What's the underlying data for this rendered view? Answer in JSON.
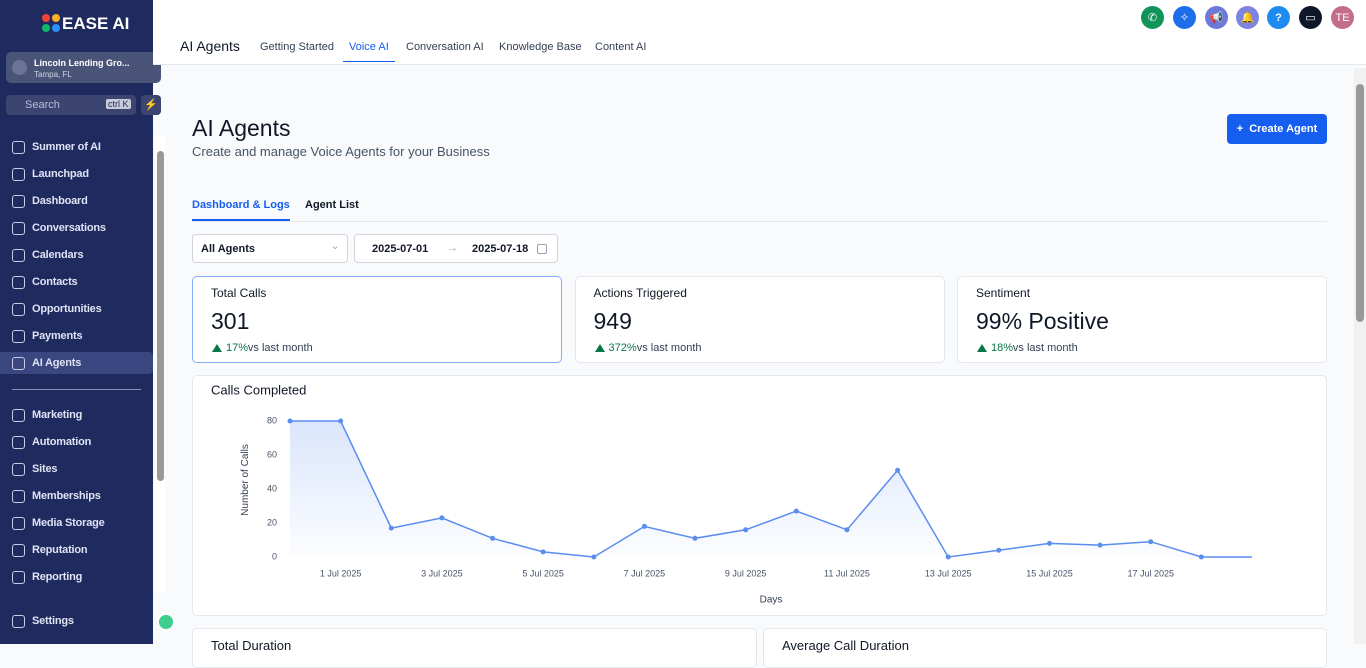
{
  "sidebar": {
    "logo": "EASE AI",
    "account": {
      "name": "Lincoln Lending Gro...",
      "location": "Tampa, FL"
    },
    "search": {
      "placeholder": "Search",
      "shortcut": "ctrl K"
    },
    "items": [
      "Summer of AI",
      "Launchpad",
      "Dashboard",
      "Conversations",
      "Calendars",
      "Contacts",
      "Opportunities",
      "Payments",
      "AI Agents"
    ],
    "items2": [
      "Marketing",
      "Automation",
      "Sites",
      "Memberships",
      "Media Storage",
      "Reputation",
      "Reporting"
    ],
    "settings": "Settings"
  },
  "topbar": {
    "title": "AI Agents",
    "tabs": [
      "Getting Started",
      "Voice AI",
      "Conversation AI",
      "Knowledge Base",
      "Content AI"
    ],
    "avatar": "TE"
  },
  "header": {
    "title": "AI Agents",
    "subtitle": "Create and manage Voice Agents for your Business",
    "button": "Create Agent"
  },
  "subtabs": [
    "Dashboard & Logs",
    "Agent List"
  ],
  "filters": {
    "agent": "All Agents",
    "start": "2025-07-01",
    "end": "2025-07-18"
  },
  "cards": [
    {
      "title": "Total Calls",
      "value": "301",
      "change": "17%",
      "note": "vs last month"
    },
    {
      "title": "Actions Triggered",
      "value": "949",
      "change": "372%",
      "note": "vs last month"
    },
    {
      "title": "Sentiment",
      "value": "99% Positive",
      "change": "18%",
      "note": "vs last month"
    }
  ],
  "bottom_cards": [
    "Total Duration",
    "Average Call Duration"
  ],
  "chart_data": {
    "type": "line",
    "title": "Calls Completed",
    "x_label": "Days",
    "y_label": "Number of Calls",
    "color": "#5b8def",
    "categories": [
      null,
      "1 Jul 2025",
      null,
      "3 Jul 2025",
      null,
      "5 Jul 2025",
      null,
      "7 Jul 2025",
      null,
      "9 Jul 2025",
      null,
      "11 Jul 2025",
      null,
      "13 Jul 2025",
      null,
      "15 Jul 2025",
      null,
      "17 Jul 2025",
      null,
      null
    ],
    "values": [
      80,
      80,
      17,
      23,
      11,
      3,
      0,
      18,
      11,
      16,
      27,
      16,
      51,
      0,
      4,
      8,
      7,
      9,
      0,
      0
    ],
    "ylim": [
      0,
      80
    ],
    "yticks": [
      0,
      20,
      40,
      60,
      80
    ]
  }
}
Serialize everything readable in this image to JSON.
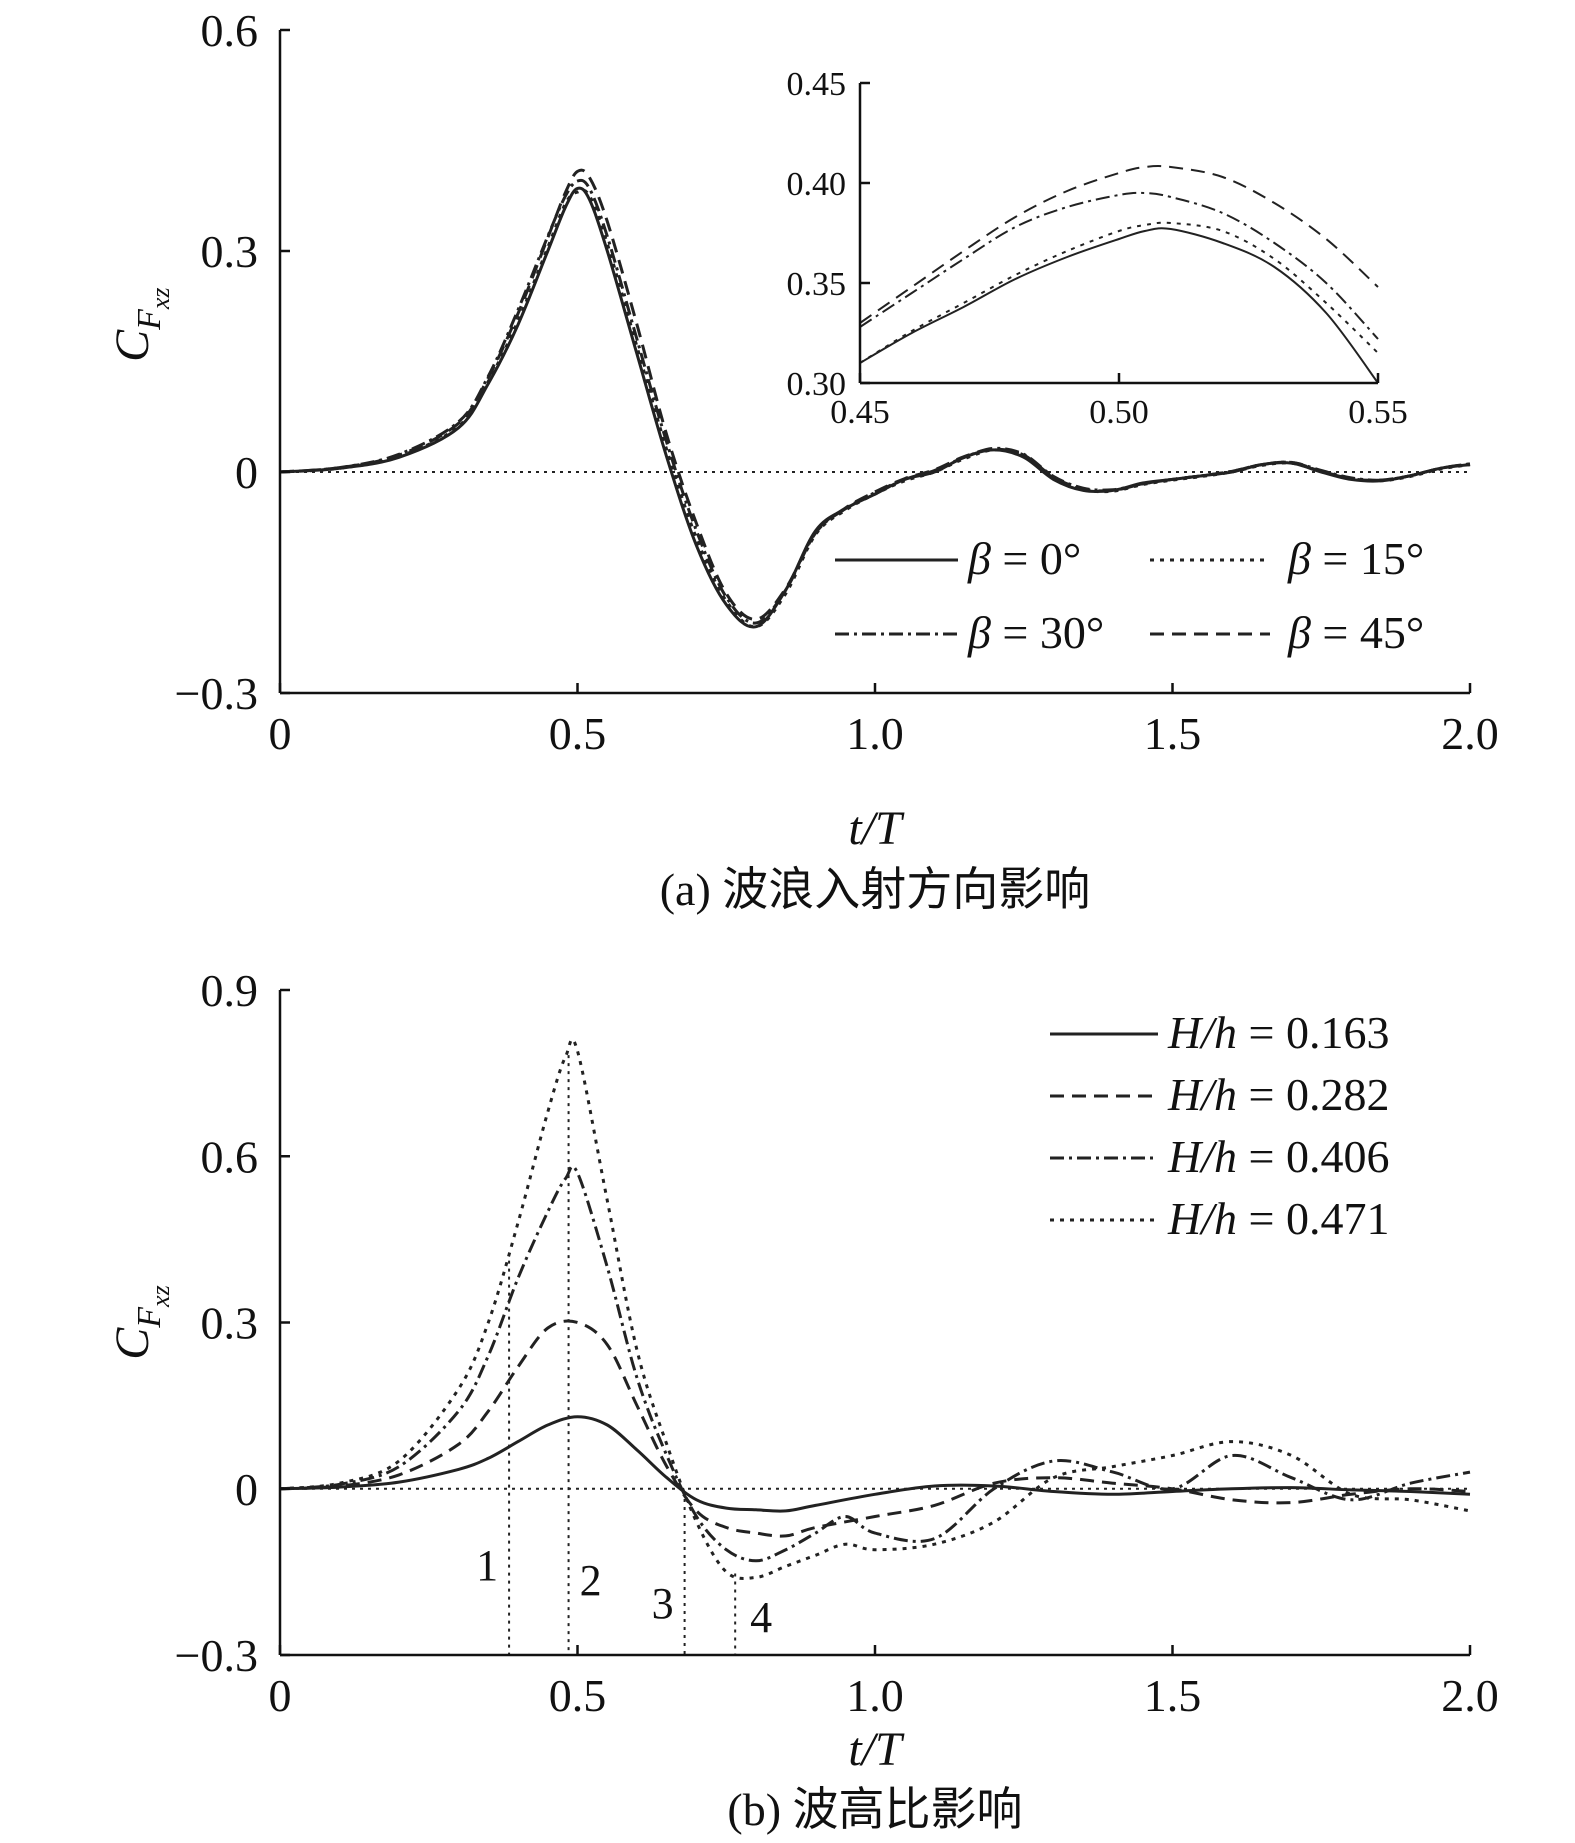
━━━━━━━━━━━━━━━━━━━━━━━━━━━━━━
*STATED GOAL:* The records above must be transcribed exactly. Pictures are left out of the copy.

*ANSWER IN FULL:*
What's the underlying data for this rendered view? Answer in JSON.
{
  "sidebar": {
    "logo": "EASE AI",
    "account": {
      "name": "Lincoln Lending Gro...",
      "location": "Tampa, FL"
    },
    "search": {
      "placeholder": "Search",
      "shortcut": "ctrl K"
    },
    "items": [
      "Summer of AI",
      "Launchpad",
      "Dashboard",
      "Conversations",
      "Calendars",
      "Contacts",
      "Opportunities",
      "Payments",
      "AI Agents"
    ],
    "items2": [
      "Marketing",
      "Automation",
      "Sites",
      "Memberships",
      "Media Storage",
      "Reputation",
      "Reporting"
    ],
    "settings": "Settings"
  },
  "topbar": {
    "title": "AI Agents",
    "tabs": [
      "Getting Started",
      "Voice AI",
      "Conversation AI",
      "Knowledge Base",
      "Content AI"
    ],
    "avatar": "TE"
  },
  "header": {
    "title": "AI Agents",
    "subtitle": "Create and manage Voice Agents for your Business",
    "button": "Create Agent"
  },
  "subtabs": [
    "Dashboard & Logs",
    "Agent List"
  ],
  "filters": {
    "agent": "All Agents",
    "start": "2025-07-01",
    "end": "2025-07-18"
  },
  "cards": [
    {
      "title": "Total Calls",
      "value": "301",
      "change": "17%",
      "note": "vs last month"
    },
    {
      "title": "Actions Triggered",
      "value": "949",
      "change": "372%",
      "note": "vs last month"
    },
    {
      "title": "Sentiment",
      "value": "99% Positive",
      "change": "18%",
      "note": "vs last month"
    }
  ],
  "bottom_cards": [
    "Total Duration",
    "Average Call Duration"
  ],
  "chart_data": {
    "type": "line",
    "title": "Calls Completed",
    "x_label": "Days",
    "y_label": "Number of Calls",
    "color": "#5b8def",
    "categories": [
      null,
      "1 Jul 2025",
      null,
      "3 Jul 2025",
      null,
      "5 Jul 2025",
      null,
      "7 Jul 2025",
      null,
      "9 Jul 2025",
      null,
      "11 Jul 2025",
      null,
      "13 Jul 2025",
      null,
      "15 Jul 2025",
      null,
      "17 Jul 2025",
      null,
      null
    ],
    "values": [
      80,
      80,
      17,
      23,
      11,
      3,
      0,
      18,
      11,
      16,
      27,
      16,
      51,
      0,
      4,
      8,
      7,
      9,
      0,
      0
    ],
    "ylim": [
      0,
      80
    ],
    "yticks": [
      0,
      20,
      40,
      60,
      80
    ]
  }
}
Serialize everything readable in this image to JSON.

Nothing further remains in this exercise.